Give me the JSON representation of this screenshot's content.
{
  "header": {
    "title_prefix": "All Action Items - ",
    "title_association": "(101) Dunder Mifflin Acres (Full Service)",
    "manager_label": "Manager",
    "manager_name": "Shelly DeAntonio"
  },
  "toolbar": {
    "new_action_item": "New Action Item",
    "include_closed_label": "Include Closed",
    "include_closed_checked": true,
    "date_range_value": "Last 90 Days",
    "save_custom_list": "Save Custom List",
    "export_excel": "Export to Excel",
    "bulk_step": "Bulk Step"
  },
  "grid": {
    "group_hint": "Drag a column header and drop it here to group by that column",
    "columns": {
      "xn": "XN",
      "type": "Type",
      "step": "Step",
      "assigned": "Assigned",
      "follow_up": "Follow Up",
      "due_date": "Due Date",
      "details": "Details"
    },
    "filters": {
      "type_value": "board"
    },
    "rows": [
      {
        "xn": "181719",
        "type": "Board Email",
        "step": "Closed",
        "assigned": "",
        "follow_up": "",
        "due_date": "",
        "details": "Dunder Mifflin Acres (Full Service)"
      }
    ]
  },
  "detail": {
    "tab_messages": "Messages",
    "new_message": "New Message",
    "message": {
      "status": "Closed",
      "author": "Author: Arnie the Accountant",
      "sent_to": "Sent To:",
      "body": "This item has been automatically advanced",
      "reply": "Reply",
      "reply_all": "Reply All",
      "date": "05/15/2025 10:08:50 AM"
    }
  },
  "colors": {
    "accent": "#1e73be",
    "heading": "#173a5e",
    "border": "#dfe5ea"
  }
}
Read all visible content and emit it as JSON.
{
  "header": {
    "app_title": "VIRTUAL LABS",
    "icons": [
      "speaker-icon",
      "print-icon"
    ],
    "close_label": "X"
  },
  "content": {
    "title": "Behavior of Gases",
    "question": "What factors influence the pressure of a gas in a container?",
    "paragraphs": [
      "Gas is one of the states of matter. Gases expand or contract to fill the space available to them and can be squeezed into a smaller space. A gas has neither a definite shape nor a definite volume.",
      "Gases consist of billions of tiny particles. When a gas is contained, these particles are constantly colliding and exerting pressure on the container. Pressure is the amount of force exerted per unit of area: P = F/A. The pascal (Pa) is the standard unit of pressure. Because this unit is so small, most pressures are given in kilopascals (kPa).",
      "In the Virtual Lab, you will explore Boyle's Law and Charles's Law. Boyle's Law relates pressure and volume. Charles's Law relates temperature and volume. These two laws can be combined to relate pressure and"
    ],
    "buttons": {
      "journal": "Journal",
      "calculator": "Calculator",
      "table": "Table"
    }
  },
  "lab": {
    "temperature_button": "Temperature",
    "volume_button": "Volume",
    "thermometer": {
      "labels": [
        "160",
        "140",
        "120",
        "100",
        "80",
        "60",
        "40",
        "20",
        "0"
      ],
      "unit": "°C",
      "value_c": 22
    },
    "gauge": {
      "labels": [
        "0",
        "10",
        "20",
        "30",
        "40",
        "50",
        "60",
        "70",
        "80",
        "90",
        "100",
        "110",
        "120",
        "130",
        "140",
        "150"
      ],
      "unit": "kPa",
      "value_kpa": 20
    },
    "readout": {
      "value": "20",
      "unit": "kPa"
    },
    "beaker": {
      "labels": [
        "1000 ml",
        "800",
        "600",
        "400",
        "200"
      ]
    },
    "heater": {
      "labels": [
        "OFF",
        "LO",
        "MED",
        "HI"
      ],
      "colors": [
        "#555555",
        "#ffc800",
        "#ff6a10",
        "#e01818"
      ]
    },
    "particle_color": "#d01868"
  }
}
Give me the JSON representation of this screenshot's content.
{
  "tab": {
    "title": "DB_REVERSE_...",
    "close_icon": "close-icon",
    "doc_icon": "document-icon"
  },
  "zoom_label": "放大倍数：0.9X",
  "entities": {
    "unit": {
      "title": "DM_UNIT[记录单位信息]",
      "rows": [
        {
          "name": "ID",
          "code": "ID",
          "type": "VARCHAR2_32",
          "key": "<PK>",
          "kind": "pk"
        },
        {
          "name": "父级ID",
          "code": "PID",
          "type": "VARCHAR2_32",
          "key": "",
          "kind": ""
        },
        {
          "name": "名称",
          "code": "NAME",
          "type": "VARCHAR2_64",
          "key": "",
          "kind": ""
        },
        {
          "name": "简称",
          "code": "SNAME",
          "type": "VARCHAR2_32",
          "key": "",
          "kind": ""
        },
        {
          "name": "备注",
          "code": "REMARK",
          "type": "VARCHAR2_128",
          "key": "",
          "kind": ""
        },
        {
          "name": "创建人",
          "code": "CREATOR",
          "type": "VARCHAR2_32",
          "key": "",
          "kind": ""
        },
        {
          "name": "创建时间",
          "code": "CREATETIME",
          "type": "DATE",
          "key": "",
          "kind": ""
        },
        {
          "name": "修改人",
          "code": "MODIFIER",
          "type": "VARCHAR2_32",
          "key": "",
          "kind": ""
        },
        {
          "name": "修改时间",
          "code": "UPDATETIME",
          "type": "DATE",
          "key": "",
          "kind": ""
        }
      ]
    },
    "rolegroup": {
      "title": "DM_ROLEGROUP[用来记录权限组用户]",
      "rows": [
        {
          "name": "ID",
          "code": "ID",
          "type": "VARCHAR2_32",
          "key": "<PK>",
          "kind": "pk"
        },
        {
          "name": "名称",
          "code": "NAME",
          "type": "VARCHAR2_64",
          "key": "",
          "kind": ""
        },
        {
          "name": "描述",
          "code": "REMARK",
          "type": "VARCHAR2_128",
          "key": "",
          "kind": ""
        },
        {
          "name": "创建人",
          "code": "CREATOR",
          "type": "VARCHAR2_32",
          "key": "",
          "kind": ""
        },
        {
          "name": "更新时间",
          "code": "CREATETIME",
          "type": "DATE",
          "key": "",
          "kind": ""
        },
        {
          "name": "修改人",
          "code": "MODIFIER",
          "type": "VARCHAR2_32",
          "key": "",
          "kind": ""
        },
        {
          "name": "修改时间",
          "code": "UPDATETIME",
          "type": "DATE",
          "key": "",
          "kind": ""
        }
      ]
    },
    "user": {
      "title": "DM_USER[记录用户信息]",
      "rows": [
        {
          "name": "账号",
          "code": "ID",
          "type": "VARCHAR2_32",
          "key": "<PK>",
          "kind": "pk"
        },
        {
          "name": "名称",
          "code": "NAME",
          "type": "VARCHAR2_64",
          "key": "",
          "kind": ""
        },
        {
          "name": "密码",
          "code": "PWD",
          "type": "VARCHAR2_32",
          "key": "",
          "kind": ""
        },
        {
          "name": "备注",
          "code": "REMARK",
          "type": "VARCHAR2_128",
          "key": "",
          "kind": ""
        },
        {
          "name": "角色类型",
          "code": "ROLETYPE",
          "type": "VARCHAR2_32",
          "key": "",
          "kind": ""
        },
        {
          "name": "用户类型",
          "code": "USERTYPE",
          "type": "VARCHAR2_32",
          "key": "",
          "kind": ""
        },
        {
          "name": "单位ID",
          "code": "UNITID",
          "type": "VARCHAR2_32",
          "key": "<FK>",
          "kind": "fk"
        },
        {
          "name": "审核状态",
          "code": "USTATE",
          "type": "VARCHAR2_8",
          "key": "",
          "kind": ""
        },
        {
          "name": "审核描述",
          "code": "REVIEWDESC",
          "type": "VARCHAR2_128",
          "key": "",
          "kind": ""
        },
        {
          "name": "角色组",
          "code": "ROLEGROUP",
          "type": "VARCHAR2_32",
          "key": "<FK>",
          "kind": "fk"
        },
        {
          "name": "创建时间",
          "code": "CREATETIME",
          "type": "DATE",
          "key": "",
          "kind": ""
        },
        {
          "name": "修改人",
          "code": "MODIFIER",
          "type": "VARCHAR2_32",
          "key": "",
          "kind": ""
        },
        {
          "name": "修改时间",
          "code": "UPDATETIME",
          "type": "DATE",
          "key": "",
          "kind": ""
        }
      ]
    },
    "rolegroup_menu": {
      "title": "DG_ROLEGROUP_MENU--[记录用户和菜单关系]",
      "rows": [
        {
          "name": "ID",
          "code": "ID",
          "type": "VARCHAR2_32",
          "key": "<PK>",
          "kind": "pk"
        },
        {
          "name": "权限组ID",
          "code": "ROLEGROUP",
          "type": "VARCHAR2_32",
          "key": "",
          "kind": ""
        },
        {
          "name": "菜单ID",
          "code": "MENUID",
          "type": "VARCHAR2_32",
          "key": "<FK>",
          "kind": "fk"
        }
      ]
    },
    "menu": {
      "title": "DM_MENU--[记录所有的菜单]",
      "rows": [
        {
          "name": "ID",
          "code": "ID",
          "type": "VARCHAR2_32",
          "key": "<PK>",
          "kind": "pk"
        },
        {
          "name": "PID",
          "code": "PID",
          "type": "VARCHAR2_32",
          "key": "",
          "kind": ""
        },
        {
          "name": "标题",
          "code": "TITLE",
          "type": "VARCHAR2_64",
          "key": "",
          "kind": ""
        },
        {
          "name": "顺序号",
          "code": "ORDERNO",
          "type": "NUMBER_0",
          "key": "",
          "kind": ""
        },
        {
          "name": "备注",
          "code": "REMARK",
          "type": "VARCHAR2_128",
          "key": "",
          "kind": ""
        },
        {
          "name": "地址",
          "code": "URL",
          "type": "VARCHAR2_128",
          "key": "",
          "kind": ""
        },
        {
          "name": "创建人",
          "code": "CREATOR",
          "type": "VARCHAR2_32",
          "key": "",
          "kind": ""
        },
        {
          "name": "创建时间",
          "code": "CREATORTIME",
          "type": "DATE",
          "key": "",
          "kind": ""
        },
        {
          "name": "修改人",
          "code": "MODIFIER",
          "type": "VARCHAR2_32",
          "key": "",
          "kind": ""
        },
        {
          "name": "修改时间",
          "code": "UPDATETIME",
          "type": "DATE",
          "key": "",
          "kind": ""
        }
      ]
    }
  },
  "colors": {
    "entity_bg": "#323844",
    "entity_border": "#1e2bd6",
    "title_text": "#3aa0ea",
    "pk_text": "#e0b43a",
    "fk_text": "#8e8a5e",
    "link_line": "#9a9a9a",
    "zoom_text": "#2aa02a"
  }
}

· · · · ·

**Aim**
Copy out every line from the records that has the word "Service".

**Task result**
    "title_association": "(101) Dunder Mifflin Acres (Full Service)",
        "details": "Dunder Mifflin Acres (Full Service)"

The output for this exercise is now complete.